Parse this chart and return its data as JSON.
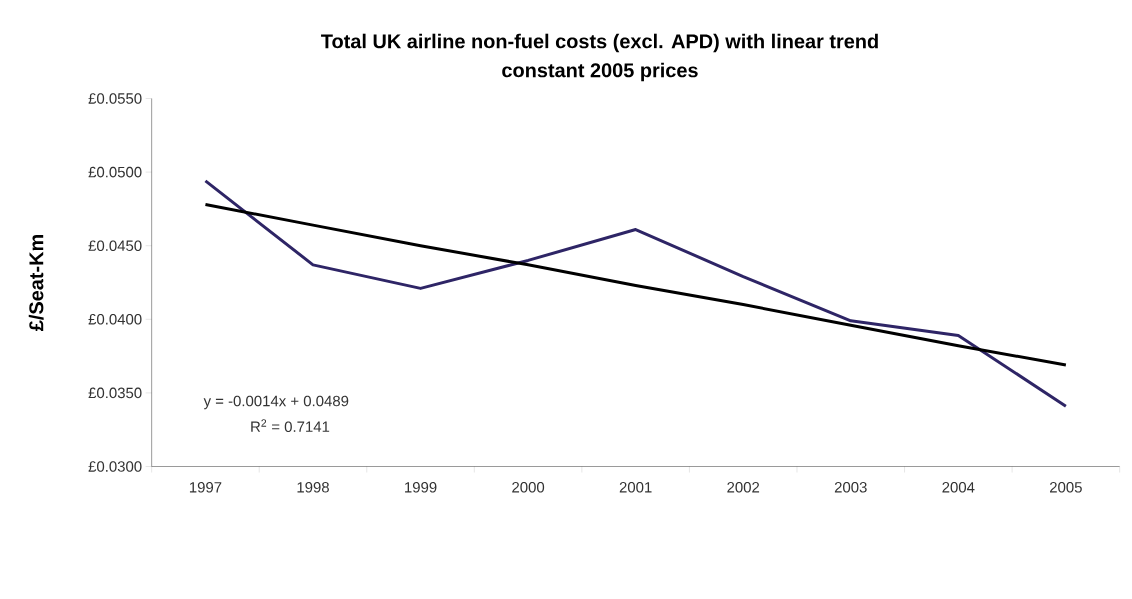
{
  "chart_data": {
    "type": "line",
    "title": "Total UK airline non-fuel costs (excl. APD) with linear trend",
    "subtitle": "constant 2005 prices",
    "ylabel": "£/Seat-Km",
    "categories": [
      "1997",
      "1998",
      "1999",
      "2000",
      "2001",
      "2002",
      "2003",
      "2004",
      "2005"
    ],
    "series": [
      {
        "color": "#2e2566",
        "values": [
          0.0494,
          0.0437,
          0.0421,
          0.044,
          0.0461,
          0.0429,
          0.0399,
          0.0389,
          0.0341
        ]
      },
      {
        "type": "line",
        "color": "#000000",
        "values": [
          0.0478,
          0.0464,
          0.045,
          0.0437,
          0.0423,
          0.041,
          0.0396,
          0.0382,
          0.0369
        ]
      }
    ],
    "ylim": [
      0.03,
      0.055
    ],
    "yticks": [
      {
        "value": 0.03,
        "label": "£0.0300"
      },
      {
        "value": 0.035,
        "label": "£0.0350"
      },
      {
        "value": 0.04,
        "label": "£0.0400"
      },
      {
        "value": 0.045,
        "label": "£0.0450"
      },
      {
        "value": 0.05,
        "label": "£0.0500"
      },
      {
        "value": 0.055,
        "label": "£0.0550"
      }
    ],
    "annotations": [
      "y = -0.0014x + 0.0489",
      "R$^{2}$ = 0.7141"
    ],
    "grid": false,
    "marker": "none",
    "line_style": "solid"
  }
}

━━━━━━━━━━━━━━━━━━━━━━━━━━━━━━

Stated task
Return the material word for word. Pictures are not part of the copy.

Output
Parse this chart and return its data as JSON.
{
  "chart_data": {
    "type": "line",
    "title": "Total UK airline non-fuel costs (excl. APD) with linear trend",
    "subtitle": "constant 2005 prices",
    "ylabel": "£/Seat-Km",
    "categories": [
      "1997",
      "1998",
      "1999",
      "2000",
      "2001",
      "2002",
      "2003",
      "2004",
      "2005"
    ],
    "series": [
      {
        "color": "#2e2566",
        "values": [
          0.0494,
          0.0437,
          0.0421,
          0.044,
          0.0461,
          0.0429,
          0.0399,
          0.0389,
          0.0341
        ]
      },
      {
        "type": "line",
        "color": "#000000",
        "values": [
          0.0478,
          0.0464,
          0.045,
          0.0437,
          0.0423,
          0.041,
          0.0396,
          0.0382,
          0.0369
        ]
      }
    ],
    "ylim": [
      0.03,
      0.055
    ],
    "yticks": [
      {
        "value": 0.03,
        "label": "£0.0300"
      },
      {
        "value": 0.035,
        "label": "£0.0350"
      },
      {
        "value": 0.04,
        "label": "£0.0400"
      },
      {
        "value": 0.045,
        "label": "£0.0450"
      },
      {
        "value": 0.05,
        "label": "£0.0500"
      },
      {
        "value": 0.055,
        "label": "£0.0550"
      }
    ],
    "annotations": [
      "y = -0.0014x + 0.0489",
      "R$^{2}$ = 0.7141"
    ],
    "grid": false,
    "marker": "none",
    "line_style": "solid"
  }
}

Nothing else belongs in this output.